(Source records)
## start

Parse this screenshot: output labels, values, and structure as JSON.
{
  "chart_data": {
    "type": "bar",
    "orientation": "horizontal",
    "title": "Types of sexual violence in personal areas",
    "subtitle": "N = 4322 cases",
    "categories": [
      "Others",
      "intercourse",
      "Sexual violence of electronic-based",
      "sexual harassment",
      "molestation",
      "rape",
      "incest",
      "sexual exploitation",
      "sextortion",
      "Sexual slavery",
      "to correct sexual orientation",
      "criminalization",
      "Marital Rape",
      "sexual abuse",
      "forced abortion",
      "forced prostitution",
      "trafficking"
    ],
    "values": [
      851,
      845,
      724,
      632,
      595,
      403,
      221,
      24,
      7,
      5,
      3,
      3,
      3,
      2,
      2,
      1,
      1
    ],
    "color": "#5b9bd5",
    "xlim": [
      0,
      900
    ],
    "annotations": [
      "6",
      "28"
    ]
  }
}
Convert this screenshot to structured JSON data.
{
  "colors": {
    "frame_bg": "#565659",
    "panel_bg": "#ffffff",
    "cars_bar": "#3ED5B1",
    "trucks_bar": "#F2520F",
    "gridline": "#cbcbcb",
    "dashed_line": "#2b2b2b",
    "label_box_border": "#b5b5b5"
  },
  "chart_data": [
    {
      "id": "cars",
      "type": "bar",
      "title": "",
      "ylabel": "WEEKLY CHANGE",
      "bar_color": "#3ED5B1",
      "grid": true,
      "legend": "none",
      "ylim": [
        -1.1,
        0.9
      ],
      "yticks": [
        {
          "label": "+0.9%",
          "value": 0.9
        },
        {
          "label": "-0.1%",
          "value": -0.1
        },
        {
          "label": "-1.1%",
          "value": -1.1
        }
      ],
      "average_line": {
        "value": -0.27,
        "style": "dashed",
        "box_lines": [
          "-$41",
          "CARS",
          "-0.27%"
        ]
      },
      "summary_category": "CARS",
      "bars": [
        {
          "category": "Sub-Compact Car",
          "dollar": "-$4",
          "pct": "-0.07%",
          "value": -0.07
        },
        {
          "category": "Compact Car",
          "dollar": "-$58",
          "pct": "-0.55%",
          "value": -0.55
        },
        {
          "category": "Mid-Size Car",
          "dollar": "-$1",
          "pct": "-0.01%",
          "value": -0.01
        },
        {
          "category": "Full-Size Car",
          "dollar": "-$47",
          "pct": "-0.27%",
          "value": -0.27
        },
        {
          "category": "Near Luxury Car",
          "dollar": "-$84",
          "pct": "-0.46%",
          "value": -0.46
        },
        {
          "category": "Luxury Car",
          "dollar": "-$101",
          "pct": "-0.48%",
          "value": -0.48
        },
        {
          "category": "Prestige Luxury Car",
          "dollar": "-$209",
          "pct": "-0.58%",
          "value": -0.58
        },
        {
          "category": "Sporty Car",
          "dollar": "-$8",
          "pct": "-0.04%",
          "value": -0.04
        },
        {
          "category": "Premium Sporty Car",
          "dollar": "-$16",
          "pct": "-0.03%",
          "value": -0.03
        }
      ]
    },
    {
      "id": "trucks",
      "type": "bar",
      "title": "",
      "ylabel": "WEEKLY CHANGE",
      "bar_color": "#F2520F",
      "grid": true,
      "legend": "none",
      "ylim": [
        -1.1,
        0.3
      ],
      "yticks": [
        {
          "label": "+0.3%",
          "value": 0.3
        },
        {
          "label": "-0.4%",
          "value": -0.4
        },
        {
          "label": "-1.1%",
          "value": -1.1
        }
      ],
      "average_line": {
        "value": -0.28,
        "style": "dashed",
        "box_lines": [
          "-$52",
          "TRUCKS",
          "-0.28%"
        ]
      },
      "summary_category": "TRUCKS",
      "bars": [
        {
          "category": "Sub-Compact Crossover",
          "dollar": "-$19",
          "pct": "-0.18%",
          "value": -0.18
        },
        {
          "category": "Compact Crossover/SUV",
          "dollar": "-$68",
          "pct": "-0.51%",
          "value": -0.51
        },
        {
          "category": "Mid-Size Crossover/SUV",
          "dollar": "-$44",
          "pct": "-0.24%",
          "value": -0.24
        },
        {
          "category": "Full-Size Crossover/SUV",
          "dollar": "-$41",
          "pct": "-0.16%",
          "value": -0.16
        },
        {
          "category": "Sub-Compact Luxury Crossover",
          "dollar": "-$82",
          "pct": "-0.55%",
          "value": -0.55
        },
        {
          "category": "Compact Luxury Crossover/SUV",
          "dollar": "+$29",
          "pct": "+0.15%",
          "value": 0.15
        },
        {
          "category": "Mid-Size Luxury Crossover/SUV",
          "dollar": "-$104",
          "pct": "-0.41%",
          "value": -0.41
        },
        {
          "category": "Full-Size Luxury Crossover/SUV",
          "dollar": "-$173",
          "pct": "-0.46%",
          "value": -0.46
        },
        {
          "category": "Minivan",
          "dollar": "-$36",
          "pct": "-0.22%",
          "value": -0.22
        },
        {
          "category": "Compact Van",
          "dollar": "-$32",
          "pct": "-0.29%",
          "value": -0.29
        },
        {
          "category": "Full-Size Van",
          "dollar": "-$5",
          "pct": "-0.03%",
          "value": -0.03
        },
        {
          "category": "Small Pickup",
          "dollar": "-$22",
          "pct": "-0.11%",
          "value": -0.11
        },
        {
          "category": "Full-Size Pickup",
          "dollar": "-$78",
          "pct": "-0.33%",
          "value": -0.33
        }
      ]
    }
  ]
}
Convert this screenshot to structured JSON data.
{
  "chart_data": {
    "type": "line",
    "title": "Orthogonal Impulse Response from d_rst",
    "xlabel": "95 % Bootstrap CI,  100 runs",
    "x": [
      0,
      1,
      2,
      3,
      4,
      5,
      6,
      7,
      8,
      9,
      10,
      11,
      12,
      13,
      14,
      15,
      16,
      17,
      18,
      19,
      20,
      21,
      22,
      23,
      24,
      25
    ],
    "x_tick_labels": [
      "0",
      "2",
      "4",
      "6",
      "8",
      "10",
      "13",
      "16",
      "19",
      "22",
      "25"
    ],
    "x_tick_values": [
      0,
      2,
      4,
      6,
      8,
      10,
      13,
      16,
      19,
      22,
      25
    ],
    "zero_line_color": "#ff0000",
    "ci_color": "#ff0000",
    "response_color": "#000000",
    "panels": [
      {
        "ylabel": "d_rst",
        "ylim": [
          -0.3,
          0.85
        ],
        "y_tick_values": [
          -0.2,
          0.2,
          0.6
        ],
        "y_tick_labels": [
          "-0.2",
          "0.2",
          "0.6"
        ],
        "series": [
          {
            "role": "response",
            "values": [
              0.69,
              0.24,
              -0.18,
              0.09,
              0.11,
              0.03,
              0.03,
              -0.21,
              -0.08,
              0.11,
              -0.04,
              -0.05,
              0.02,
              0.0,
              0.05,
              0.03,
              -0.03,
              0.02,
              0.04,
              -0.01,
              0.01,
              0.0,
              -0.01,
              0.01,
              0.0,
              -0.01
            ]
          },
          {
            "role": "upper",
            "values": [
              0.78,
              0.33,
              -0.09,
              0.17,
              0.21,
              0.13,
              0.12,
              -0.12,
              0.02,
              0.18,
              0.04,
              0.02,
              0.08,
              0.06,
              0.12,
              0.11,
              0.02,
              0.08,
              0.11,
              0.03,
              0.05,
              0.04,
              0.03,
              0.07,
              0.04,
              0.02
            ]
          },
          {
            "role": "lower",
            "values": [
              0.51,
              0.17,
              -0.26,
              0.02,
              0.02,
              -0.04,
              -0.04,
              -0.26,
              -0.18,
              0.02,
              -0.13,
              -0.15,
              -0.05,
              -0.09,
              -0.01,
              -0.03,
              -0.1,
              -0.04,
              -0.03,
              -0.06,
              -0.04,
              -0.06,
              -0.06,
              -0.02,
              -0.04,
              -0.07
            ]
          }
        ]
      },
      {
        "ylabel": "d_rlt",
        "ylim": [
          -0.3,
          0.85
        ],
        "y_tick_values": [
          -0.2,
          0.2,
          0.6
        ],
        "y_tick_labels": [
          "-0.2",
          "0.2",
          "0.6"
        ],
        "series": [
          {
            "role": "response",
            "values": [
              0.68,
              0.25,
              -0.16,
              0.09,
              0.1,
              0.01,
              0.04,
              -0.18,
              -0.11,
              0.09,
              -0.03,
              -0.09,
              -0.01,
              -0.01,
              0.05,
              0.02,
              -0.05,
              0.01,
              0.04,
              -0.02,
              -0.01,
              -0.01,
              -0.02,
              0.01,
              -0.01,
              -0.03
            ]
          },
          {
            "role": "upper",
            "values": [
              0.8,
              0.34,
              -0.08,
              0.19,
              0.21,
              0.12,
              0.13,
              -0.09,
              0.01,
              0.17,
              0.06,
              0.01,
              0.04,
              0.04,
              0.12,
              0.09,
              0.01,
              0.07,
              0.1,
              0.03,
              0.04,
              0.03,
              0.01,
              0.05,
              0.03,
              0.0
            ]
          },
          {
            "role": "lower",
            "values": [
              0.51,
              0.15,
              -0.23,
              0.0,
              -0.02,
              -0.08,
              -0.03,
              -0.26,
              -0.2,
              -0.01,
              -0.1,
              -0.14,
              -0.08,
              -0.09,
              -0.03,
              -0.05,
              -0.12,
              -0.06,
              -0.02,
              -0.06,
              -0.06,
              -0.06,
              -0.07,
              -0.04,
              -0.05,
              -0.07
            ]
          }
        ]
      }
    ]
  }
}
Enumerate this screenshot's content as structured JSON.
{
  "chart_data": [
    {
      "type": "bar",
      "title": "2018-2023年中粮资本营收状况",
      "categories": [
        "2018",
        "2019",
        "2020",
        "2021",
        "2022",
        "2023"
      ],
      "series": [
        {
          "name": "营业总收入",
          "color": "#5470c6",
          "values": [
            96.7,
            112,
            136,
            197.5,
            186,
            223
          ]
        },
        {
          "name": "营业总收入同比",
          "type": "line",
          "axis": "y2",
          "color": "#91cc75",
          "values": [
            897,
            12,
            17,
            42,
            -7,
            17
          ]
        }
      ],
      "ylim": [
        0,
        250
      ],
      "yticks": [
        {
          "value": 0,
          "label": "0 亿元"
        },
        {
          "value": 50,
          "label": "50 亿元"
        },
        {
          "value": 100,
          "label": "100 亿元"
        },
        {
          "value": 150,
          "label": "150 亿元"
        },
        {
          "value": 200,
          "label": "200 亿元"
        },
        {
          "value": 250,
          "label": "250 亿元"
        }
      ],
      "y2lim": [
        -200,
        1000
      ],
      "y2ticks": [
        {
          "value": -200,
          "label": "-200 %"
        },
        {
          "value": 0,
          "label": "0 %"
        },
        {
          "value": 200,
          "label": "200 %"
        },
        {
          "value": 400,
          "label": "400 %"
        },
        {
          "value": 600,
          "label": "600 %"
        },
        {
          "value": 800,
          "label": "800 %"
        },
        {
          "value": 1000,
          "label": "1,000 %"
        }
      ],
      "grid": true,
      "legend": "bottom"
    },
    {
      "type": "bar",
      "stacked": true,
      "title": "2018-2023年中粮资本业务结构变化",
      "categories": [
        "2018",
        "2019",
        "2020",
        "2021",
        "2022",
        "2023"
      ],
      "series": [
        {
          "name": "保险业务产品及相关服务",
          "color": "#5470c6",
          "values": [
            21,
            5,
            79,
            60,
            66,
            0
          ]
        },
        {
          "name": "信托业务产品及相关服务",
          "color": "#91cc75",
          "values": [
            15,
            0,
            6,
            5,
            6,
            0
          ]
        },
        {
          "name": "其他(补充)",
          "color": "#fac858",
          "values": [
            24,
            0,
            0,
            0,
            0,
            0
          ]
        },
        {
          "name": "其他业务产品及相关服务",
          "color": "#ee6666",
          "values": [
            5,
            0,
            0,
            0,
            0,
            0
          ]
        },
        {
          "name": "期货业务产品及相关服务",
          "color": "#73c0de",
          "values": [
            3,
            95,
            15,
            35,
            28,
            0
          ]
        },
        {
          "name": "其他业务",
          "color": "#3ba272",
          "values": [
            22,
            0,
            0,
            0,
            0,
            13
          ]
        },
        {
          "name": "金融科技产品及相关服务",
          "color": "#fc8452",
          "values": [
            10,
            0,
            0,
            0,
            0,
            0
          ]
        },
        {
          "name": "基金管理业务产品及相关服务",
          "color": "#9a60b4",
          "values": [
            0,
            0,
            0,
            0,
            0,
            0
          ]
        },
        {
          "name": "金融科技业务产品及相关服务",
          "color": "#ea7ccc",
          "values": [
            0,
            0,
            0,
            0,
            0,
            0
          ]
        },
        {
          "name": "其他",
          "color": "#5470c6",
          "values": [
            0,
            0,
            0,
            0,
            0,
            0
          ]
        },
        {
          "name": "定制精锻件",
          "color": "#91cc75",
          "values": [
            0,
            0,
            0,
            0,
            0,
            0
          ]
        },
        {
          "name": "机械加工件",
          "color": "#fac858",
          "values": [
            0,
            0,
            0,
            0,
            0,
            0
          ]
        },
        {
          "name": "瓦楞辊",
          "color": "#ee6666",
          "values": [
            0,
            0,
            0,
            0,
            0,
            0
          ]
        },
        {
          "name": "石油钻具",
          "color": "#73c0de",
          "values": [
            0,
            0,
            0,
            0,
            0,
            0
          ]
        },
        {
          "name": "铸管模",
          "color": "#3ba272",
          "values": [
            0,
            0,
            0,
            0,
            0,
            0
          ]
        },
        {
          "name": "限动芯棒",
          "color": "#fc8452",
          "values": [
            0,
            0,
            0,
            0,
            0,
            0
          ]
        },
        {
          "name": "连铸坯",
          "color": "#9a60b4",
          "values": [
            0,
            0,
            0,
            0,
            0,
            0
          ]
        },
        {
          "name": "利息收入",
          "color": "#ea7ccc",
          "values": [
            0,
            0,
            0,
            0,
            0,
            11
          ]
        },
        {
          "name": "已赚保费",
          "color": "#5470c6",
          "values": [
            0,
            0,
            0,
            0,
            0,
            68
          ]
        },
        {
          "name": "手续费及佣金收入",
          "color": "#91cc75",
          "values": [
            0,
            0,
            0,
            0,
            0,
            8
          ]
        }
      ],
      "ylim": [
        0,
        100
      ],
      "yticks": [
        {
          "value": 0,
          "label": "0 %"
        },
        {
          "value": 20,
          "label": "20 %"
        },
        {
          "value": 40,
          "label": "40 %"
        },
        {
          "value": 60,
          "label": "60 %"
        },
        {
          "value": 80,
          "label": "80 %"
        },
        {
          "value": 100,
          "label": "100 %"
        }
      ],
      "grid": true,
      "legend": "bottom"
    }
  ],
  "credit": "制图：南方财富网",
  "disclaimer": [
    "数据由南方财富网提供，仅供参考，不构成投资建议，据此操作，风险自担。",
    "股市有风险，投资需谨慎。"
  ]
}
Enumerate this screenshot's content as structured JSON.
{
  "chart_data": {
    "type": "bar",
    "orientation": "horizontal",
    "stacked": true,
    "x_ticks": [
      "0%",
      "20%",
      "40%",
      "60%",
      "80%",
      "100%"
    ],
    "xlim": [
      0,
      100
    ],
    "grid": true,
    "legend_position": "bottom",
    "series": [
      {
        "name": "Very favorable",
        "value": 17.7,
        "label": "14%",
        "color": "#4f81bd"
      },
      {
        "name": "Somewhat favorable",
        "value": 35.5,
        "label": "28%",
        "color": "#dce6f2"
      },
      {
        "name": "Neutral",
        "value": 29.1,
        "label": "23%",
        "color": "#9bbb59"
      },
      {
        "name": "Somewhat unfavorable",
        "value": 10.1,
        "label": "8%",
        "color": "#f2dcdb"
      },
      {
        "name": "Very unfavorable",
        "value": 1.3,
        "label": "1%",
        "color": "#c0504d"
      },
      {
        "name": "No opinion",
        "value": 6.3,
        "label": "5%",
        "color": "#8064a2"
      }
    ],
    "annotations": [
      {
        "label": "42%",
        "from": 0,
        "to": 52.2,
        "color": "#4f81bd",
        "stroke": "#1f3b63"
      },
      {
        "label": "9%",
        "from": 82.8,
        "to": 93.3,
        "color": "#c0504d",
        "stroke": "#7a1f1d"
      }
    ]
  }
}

## end

Your objective:
Which lines contain the word "from"? Return each of them.

Result of the exercise:
    "title": "Orthogonal Impulse Response from d_rst",
        "from": 0,
        "from": 82.8,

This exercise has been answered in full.